[할 일]:
아래 항목에서 "axis"라는 문자열이 들어 있는 줄을 빠짐없이 모아 옮겨 적으세요.

[연습용 데이터]:
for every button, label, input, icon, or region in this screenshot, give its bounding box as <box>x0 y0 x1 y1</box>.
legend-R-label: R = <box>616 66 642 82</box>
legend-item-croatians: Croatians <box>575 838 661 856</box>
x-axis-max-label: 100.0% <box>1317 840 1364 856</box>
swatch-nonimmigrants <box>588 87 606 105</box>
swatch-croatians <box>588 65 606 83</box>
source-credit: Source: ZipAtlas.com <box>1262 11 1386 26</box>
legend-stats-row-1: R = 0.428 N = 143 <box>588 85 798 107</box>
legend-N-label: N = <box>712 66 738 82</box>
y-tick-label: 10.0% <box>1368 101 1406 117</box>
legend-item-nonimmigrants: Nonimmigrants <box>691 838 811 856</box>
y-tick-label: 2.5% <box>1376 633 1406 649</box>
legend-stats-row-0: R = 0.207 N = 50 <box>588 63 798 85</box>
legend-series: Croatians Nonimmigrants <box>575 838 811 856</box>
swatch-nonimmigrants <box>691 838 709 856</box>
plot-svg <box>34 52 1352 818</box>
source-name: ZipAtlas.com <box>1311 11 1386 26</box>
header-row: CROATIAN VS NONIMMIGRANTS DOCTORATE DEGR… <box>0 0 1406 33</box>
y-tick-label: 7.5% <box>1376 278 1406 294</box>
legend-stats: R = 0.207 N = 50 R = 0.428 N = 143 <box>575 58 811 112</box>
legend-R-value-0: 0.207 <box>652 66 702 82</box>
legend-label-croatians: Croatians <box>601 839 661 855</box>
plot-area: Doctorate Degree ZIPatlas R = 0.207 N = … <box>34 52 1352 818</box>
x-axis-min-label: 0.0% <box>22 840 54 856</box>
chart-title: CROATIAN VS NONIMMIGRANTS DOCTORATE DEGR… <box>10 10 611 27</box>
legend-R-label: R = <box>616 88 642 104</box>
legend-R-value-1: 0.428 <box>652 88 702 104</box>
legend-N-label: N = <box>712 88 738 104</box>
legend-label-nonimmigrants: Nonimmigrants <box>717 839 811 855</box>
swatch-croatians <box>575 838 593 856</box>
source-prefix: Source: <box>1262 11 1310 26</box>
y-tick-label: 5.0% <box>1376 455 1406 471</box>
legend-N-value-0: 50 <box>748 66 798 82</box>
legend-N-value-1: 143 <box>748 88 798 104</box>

[정답]:
x-axis-max-label: 100.0% <box>1317 840 1364 856</box>
x-axis-min-label: 0.0% <box>22 840 54 856</box>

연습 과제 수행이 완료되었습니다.